Records from a data collection:
=====
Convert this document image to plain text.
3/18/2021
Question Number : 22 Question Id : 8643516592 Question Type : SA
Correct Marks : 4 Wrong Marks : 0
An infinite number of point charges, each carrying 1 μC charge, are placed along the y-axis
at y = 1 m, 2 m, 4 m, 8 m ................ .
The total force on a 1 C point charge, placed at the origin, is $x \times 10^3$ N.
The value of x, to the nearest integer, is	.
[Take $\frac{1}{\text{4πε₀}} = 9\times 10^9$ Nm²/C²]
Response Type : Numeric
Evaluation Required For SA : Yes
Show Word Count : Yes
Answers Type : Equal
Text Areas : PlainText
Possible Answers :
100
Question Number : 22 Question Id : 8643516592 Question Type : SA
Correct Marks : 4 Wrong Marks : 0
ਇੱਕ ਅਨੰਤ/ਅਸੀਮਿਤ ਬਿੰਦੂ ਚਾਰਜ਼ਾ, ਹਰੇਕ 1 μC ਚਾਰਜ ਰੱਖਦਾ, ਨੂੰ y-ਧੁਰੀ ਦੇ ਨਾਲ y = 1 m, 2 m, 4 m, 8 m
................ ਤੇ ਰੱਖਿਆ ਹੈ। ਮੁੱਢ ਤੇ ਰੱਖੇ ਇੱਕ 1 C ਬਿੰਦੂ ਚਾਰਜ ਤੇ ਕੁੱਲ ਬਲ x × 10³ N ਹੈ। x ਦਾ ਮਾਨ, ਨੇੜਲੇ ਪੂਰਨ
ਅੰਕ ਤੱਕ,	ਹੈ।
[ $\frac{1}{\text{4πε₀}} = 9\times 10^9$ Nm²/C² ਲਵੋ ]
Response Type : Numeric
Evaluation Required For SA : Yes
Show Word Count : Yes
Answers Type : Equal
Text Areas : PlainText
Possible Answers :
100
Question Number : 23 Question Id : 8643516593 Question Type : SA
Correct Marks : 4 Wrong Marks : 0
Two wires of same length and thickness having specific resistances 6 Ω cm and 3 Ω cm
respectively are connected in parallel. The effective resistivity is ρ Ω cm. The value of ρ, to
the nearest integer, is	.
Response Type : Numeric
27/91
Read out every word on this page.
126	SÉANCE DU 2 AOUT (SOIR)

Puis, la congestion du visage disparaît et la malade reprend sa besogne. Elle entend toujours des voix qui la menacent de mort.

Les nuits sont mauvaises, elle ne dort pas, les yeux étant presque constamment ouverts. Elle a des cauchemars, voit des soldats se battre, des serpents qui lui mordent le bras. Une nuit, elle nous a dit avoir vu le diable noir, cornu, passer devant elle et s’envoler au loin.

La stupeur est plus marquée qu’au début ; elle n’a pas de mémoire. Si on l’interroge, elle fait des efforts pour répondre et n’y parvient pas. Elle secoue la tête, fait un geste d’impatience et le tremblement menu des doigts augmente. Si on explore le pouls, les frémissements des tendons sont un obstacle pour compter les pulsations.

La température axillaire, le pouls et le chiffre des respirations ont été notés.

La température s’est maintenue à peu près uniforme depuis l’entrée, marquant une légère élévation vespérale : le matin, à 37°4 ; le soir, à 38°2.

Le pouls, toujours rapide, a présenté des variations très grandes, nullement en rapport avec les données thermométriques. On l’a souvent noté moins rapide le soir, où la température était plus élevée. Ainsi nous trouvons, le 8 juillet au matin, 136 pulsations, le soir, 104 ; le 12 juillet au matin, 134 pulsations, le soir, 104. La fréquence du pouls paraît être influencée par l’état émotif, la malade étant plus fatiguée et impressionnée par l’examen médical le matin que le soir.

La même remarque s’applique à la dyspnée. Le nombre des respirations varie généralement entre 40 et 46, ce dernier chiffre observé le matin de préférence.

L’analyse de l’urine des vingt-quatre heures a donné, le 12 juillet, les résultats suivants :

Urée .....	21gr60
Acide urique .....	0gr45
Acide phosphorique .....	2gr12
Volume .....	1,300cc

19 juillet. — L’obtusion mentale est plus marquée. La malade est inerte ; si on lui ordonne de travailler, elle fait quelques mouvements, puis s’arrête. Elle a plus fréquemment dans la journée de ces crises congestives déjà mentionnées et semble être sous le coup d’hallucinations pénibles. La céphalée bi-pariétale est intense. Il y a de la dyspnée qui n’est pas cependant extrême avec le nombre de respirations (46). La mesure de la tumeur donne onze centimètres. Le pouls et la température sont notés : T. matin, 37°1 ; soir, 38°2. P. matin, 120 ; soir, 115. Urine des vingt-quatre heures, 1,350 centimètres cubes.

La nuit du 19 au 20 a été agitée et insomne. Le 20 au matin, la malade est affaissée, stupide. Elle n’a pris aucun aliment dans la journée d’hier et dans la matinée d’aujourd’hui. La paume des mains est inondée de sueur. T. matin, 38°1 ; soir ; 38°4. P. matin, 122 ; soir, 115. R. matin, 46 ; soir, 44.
=====
TASK DESCRIPTION: Reproduce every entry shown above, precisely as it stands.

PROBLEM SOLUTION:
Convert this document image to plain text.
3/18/2021
Question Number : 22 Question Id : 8643516592 Question Type : SA
Correct Marks : 4 Wrong Marks : 0
An infinite number of point charges, each carrying 1 μC charge, are placed along the y-axis
at y = 1 m, 2 m, 4 m, 8 m ................ .
The total force on a 1 C point charge, placed at the origin, is $x \times 10^3$ N.
The value of x, to the nearest integer, is	.
[Take $\frac{1}{\text{4πε₀}} = 9\times 10^9$ Nm²/C²]
Response Type : Numeric
Evaluation Required For SA : Yes
Show Word Count : Yes
Answers Type : Equal
Text Areas : PlainText
Possible Answers :
100
Question Number : 22 Question Id : 8643516592 Question Type : SA
Correct Marks : 4 Wrong Marks : 0
ਇੱਕ ਅਨੰਤ/ਅਸੀਮਿਤ ਬਿੰਦੂ ਚਾਰਜ਼ਾ, ਹਰੇਕ 1 μC ਚਾਰਜ ਰੱਖਦਾ, ਨੂੰ y-ਧੁਰੀ ਦੇ ਨਾਲ y = 1 m, 2 m, 4 m, 8 m
................ ਤੇ ਰੱਖਿਆ ਹੈ। ਮੁੱਢ ਤੇ ਰੱਖੇ ਇੱਕ 1 C ਬਿੰਦੂ ਚਾਰਜ ਤੇ ਕੁੱਲ ਬਲ x × 10³ N ਹੈ। x ਦਾ ਮਾਨ, ਨੇੜਲੇ ਪੂਰਨ
ਅੰਕ ਤੱਕ,	ਹੈ।
[ $\frac{1}{\text{4πε₀}} = 9\times 10^9$ Nm²/C² ਲਵੋ ]
Response Type : Numeric
Evaluation Required For SA : Yes
Show Word Count : Yes
Answers Type : Equal
Text Areas : PlainText
Possible Answers :
100
Question Number : 23 Question Id : 8643516593 Question Type : SA
Correct Marks : 4 Wrong Marks : 0
Two wires of same length and thickness having specific resistances 6 Ω cm and 3 Ω cm
respectively are connected in parallel. The effective resistivity is ρ Ω cm. The value of ρ, to
the nearest integer, is	.
Response Type : Numeric
27/91
Read out every word on this page.
126	SÉANCE DU 2 AOUT (SOIR)

Puis, la congestion du visage disparaît et la malade reprend sa besogne. Elle entend toujours des voix qui la menacent de mort.

Les nuits sont mauvaises, elle ne dort pas, les yeux étant presque constamment ouverts. Elle a des cauchemars, voit des soldats se battre, des serpents qui lui mordent le bras. Une nuit, elle nous a dit avoir vu le diable noir, cornu, passer devant elle et s’envoler au loin.

La stupeur est plus marquée qu’au début ; elle n’a pas de mémoire. Si on l’interroge, elle fait des efforts pour répondre et n’y parvient pas. Elle secoue la tête, fait un geste d’impatience et le tremblement menu des doigts augmente. Si on explore le pouls, les frémissements des tendons sont un obstacle pour compter les pulsations.

La température axillaire, le pouls et le chiffre des respirations ont été notés.

La température s’est maintenue à peu près uniforme depuis l’entrée, marquant une légère élévation vespérale : le matin, à 37°4 ; le soir, à 38°2.

Le pouls, toujours rapide, a présenté des variations très grandes, nullement en rapport avec les données thermométriques. On l’a souvent noté moins rapide le soir, où la température était plus élevée. Ainsi nous trouvons, le 8 juillet au matin, 136 pulsations, le soir, 104 ; le 12 juillet au matin, 134 pulsations, le soir, 104. La fréquence du pouls paraît être influencée par l’état émotif, la malade étant plus fatiguée et impressionnée par l’examen médical le matin que le soir.

La même remarque s’applique à la dyspnée. Le nombre des respirations varie généralement entre 40 et 46, ce dernier chiffre observé le matin de préférence.

L’analyse de l’urine des vingt-quatre heures a donné, le 12 juillet, les résultats suivants :

Urée .....	21gr60
Acide urique .....	0gr45
Acide phosphorique .....	2gr12
Volume .....	1,300cc

19 juillet. — L’obtusion mentale est plus marquée. La malade est inerte ; si on lui ordonne de travailler, elle fait quelques mouvements, puis s’arrête. Elle a plus fréquemment dans la journée de ces crises congestives déjà mentionnées et semble être sous le coup d’hallucinations pénibles. La céphalée bi-pariétale est intense. Il y a de la dyspnée qui n’est pas cependant extrême avec le nombre de respirations (46). La mesure de la tumeur donne onze centimètres. Le pouls et la température sont notés : T. matin, 37°1 ; soir, 38°2. P. matin, 120 ; soir, 115. Urine des vingt-quatre heures, 1,350 centimètres cubes.

La nuit du 19 au 20 a été agitée et insomne. Le 20 au matin, la malade est affaissée, stupide. Elle n’a pris aucun aliment dans la journée d’hier et dans la matinée d’aujourd’hui. La paume des mains est inondée de sueur. T. matin, 38°1 ; soir ; 38°4. P. matin, 122 ; soir, 115. R. matin, 46 ; soir, 44.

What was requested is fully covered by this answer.